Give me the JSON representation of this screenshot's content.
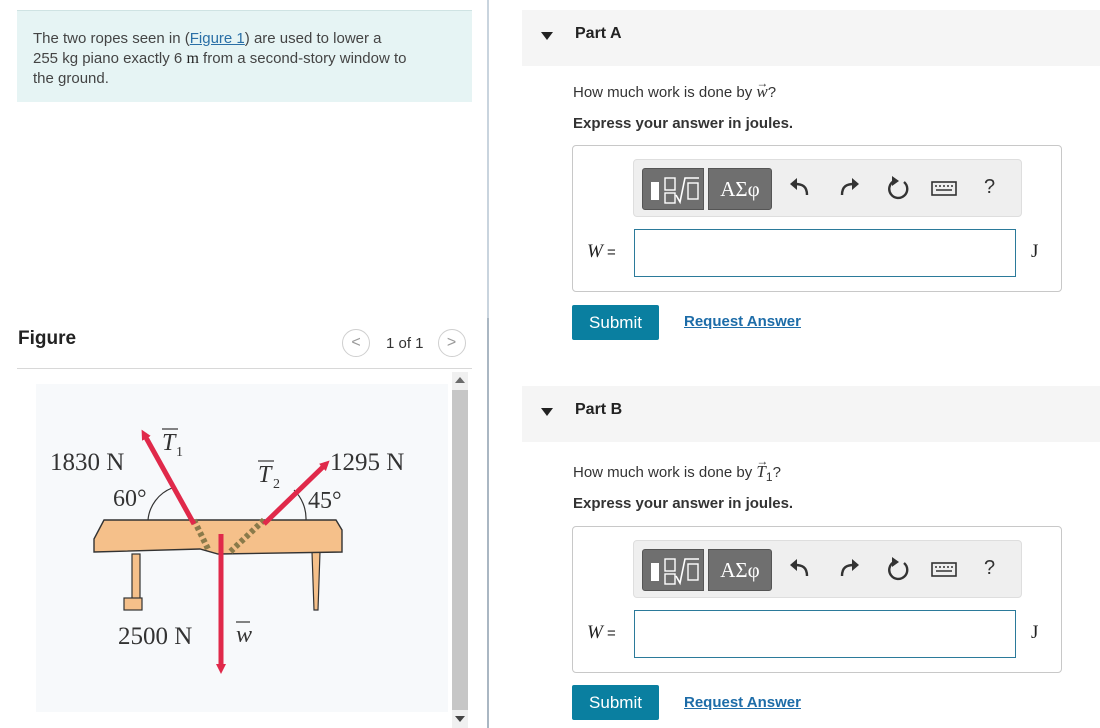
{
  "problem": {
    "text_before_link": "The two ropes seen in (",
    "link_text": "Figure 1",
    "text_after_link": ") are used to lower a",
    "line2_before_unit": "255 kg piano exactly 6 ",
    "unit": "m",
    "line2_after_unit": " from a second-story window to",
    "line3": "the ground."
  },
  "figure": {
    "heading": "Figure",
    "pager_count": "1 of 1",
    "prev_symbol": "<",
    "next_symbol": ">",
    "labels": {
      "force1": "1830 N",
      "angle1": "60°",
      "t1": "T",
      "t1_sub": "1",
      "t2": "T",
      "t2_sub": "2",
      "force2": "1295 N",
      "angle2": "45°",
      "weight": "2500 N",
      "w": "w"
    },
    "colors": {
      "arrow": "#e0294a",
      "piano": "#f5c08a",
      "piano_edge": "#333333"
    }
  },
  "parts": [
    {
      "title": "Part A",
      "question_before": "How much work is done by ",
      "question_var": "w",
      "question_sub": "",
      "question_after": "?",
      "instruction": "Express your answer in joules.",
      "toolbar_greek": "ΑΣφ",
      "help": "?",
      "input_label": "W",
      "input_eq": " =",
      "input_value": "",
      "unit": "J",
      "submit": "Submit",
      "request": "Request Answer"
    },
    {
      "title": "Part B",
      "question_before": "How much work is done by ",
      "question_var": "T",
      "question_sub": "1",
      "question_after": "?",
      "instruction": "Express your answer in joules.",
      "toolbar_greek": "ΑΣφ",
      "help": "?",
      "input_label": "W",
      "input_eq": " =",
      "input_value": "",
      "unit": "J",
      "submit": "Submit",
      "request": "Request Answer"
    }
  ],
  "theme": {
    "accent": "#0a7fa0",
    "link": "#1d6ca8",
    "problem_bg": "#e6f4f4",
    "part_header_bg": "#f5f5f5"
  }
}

:::

Leave the pictures out and copy the rest of the data exactly.

:: EXPECTED ANSWER ::
Give me the JSON representation of this screenshot's content.
{
  "problem": {
    "text_before_link": "The two ropes seen in (",
    "link_text": "Figure 1",
    "text_after_link": ") are used to lower a",
    "line2_before_unit": "255 kg piano exactly 6 ",
    "unit": "m",
    "line2_after_unit": " from a second-story window to",
    "line3": "the ground."
  },
  "figure": {
    "heading": "Figure",
    "pager_count": "1 of 1",
    "prev_symbol": "<",
    "next_symbol": ">",
    "labels": {
      "force1": "1830 N",
      "angle1": "60°",
      "t1": "T",
      "t1_sub": "1",
      "t2": "T",
      "t2_sub": "2",
      "force2": "1295 N",
      "angle2": "45°",
      "weight": "2500 N",
      "w": "w"
    },
    "colors": {
      "arrow": "#e0294a",
      "piano": "#f5c08a",
      "piano_edge": "#333333"
    }
  },
  "parts": [
    {
      "title": "Part A",
      "question_before": "How much work is done by ",
      "question_var": "w",
      "question_sub": "",
      "question_after": "?",
      "instruction": "Express your answer in joules.",
      "toolbar_greek": "ΑΣφ",
      "help": "?",
      "input_label": "W",
      "input_eq": " =",
      "input_value": "",
      "unit": "J",
      "submit": "Submit",
      "request": "Request Answer"
    },
    {
      "title": "Part B",
      "question_before": "How much work is done by ",
      "question_var": "T",
      "question_sub": "1",
      "question_after": "?",
      "instruction": "Express your answer in joules.",
      "toolbar_greek": "ΑΣφ",
      "help": "?",
      "input_label": "W",
      "input_eq": " =",
      "input_value": "",
      "unit": "J",
      "submit": "Submit",
      "request": "Request Answer"
    }
  ],
  "theme": {
    "accent": "#0a7fa0",
    "link": "#1d6ca8",
    "problem_bg": "#e6f4f4",
    "part_header_bg": "#f5f5f5"
  }
}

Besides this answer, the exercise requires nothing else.